Extract each line of the records below that contains the word "ylabel".

* _MATERIAL PROVIDED_
----------------
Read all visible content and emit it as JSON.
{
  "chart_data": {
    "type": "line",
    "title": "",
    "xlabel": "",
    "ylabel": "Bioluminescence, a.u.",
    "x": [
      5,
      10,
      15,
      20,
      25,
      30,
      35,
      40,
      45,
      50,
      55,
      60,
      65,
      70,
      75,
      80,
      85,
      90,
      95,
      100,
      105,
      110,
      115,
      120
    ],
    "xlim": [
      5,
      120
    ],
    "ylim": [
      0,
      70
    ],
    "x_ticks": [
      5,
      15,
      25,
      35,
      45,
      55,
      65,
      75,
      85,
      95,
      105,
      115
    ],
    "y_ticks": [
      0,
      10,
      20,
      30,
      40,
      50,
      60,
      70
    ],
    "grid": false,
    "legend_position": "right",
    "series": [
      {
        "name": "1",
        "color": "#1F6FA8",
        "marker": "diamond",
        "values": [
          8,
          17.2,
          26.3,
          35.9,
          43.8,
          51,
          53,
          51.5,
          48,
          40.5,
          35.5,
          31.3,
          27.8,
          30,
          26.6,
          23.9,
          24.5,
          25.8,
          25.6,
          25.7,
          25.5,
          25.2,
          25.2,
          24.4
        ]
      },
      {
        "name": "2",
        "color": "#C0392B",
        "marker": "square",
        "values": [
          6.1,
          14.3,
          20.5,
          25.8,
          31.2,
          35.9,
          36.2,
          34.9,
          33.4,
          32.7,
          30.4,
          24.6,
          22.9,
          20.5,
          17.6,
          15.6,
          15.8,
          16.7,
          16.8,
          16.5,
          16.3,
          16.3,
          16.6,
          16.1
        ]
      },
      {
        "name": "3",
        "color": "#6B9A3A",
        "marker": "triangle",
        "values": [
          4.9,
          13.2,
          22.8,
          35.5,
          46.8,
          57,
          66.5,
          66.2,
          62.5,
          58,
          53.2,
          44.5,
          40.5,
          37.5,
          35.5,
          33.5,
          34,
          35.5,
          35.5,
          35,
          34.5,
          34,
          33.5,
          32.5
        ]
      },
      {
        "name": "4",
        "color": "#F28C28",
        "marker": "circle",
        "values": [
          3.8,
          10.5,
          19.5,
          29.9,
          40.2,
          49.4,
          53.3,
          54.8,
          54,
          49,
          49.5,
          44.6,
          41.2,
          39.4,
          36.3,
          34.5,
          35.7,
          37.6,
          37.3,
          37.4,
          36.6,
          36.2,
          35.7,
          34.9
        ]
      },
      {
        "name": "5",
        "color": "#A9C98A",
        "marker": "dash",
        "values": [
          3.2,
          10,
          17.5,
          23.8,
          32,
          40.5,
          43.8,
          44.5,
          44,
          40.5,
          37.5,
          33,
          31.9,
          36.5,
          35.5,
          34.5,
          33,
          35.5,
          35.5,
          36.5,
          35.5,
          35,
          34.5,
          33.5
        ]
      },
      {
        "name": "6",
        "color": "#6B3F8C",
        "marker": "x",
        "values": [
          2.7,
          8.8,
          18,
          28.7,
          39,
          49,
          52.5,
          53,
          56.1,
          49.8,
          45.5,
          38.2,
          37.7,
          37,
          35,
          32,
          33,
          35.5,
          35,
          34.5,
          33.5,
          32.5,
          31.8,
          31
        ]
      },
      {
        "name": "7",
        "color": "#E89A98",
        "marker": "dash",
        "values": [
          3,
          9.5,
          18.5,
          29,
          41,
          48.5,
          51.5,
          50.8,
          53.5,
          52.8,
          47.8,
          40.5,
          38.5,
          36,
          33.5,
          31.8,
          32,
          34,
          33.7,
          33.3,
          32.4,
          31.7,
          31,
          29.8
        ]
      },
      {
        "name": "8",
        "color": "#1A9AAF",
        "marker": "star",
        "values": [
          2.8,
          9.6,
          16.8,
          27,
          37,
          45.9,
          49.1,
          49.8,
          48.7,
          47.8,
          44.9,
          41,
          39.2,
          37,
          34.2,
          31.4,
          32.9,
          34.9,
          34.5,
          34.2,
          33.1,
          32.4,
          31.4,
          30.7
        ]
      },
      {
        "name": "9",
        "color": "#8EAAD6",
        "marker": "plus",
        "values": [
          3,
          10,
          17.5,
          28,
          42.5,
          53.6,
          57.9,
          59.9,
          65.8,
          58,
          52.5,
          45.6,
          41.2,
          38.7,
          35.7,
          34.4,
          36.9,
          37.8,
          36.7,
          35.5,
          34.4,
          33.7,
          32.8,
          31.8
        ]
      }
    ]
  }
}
----------------
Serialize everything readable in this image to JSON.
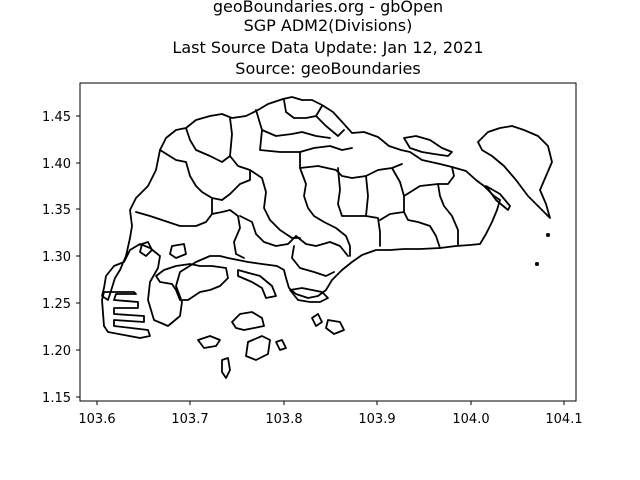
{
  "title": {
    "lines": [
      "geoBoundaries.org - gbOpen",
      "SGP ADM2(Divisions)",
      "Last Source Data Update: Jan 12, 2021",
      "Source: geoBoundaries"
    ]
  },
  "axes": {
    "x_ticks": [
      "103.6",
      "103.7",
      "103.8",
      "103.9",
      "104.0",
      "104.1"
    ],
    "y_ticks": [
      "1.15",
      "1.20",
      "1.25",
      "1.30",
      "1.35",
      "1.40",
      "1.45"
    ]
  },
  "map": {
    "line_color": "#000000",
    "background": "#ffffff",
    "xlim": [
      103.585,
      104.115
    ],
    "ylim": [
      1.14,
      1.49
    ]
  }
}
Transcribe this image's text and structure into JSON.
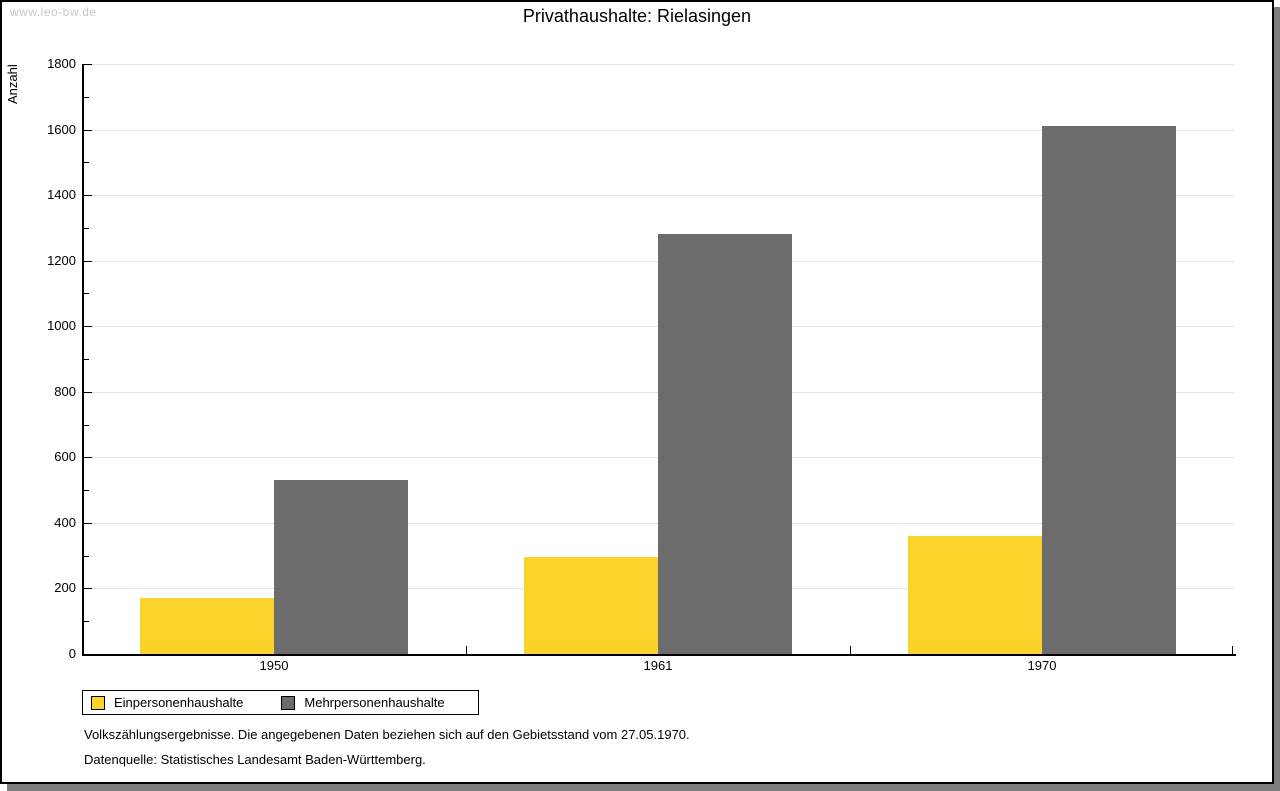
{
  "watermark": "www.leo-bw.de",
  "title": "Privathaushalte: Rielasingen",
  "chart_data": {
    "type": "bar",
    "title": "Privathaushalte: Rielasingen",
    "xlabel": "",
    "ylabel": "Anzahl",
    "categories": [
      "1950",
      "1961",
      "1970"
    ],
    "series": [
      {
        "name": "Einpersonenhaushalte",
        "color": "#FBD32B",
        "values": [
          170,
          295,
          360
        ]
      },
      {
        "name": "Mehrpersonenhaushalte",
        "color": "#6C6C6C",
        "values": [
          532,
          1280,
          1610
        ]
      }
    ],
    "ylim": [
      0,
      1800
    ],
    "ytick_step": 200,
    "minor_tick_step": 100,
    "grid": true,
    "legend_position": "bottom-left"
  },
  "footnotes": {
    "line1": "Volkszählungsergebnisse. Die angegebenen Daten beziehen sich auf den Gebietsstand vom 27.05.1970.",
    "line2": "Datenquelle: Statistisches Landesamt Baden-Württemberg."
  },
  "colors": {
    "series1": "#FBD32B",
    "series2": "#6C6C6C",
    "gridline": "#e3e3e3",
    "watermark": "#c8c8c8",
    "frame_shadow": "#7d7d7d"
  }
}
----------------
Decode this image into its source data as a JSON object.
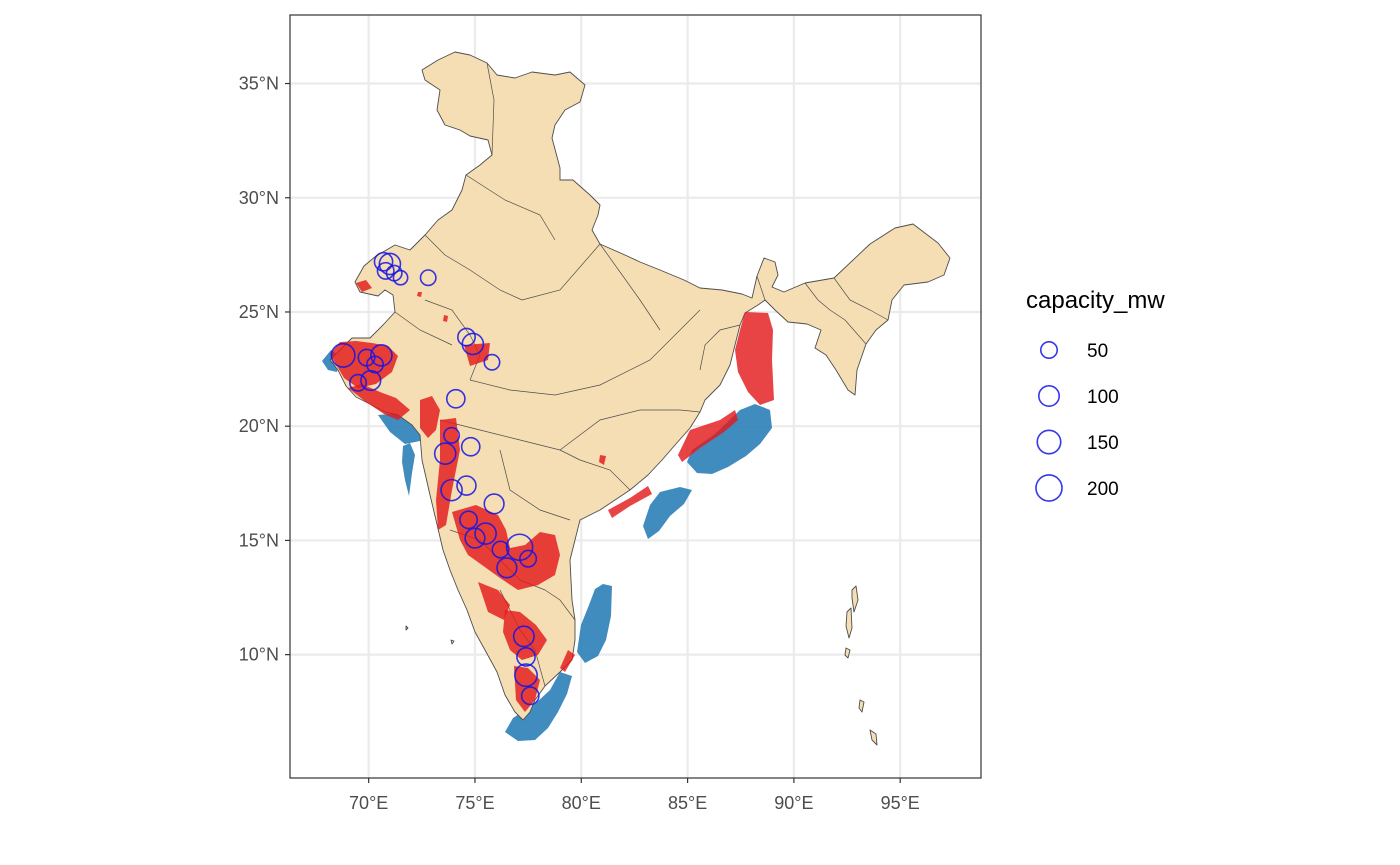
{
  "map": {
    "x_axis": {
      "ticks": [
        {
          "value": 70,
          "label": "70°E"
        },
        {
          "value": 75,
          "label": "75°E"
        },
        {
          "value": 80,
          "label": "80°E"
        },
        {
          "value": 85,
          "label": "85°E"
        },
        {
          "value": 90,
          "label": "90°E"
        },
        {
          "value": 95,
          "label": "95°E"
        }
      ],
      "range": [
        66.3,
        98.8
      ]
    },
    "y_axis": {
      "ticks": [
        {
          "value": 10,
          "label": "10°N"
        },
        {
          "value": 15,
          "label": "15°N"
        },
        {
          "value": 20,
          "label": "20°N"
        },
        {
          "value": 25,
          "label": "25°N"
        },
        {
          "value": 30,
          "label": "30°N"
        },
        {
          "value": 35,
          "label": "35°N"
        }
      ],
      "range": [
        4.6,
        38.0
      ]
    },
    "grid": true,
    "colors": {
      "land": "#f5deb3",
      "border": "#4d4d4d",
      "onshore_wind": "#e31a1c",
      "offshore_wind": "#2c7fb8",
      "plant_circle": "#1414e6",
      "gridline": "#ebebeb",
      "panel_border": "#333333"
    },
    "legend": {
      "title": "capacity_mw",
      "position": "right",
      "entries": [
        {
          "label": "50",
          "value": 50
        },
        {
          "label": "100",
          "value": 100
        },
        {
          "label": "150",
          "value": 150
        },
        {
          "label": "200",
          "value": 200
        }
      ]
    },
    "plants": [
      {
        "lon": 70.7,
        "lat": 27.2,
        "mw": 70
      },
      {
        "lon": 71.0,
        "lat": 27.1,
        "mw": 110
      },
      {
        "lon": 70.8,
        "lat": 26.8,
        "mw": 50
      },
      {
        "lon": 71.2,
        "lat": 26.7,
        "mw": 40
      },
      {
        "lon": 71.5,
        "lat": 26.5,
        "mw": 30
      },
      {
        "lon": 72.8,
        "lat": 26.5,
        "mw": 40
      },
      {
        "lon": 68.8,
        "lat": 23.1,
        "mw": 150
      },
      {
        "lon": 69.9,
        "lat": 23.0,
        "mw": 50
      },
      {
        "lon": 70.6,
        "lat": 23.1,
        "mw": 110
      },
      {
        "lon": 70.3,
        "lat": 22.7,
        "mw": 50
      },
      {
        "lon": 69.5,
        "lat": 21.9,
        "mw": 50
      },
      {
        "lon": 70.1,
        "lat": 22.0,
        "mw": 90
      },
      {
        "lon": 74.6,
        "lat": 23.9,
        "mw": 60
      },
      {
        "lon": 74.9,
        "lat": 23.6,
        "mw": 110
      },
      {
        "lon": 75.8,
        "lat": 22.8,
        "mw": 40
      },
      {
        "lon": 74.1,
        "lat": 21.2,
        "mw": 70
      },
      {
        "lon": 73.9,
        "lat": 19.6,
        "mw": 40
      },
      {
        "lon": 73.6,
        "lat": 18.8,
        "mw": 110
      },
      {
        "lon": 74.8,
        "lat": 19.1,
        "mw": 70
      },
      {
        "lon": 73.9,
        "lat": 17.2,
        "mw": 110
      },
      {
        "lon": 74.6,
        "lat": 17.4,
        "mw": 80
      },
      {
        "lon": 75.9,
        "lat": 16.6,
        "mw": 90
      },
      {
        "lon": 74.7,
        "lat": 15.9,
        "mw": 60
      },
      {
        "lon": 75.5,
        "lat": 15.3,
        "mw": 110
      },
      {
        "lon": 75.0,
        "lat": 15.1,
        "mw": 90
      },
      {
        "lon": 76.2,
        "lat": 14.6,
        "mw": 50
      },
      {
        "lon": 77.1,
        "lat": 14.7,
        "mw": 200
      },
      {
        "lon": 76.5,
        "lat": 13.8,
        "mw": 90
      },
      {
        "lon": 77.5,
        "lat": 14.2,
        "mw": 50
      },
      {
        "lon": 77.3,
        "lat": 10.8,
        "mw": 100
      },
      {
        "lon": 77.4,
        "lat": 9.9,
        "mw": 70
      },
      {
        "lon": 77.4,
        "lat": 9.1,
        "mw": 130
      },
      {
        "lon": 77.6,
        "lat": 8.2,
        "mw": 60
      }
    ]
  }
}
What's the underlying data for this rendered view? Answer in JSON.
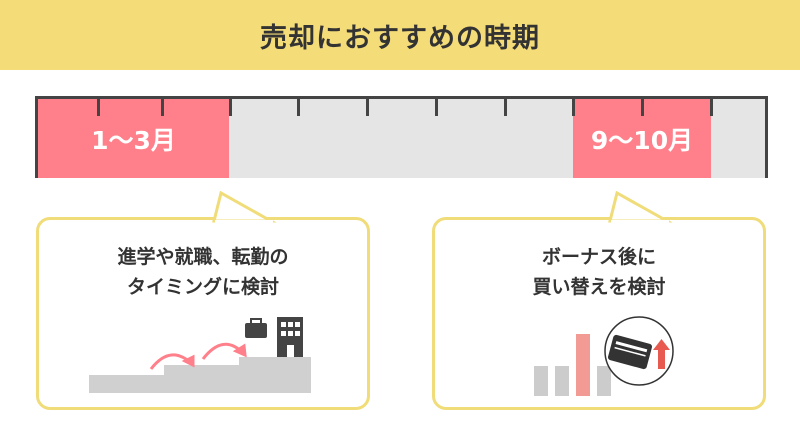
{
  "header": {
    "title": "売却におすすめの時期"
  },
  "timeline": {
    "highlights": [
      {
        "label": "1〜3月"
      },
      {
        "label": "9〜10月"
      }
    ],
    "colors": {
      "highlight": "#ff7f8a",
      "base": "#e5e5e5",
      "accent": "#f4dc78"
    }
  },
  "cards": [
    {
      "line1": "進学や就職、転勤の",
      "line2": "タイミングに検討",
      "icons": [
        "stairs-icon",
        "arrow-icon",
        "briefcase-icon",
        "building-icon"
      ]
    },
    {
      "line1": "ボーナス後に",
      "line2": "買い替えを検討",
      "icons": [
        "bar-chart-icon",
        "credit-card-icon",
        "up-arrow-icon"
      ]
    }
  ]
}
----------------
* _OUTPUT OF THE TASK_
    "ylabel": "Bioluminescence, a.u.",
    "ylabel": "Anzahl",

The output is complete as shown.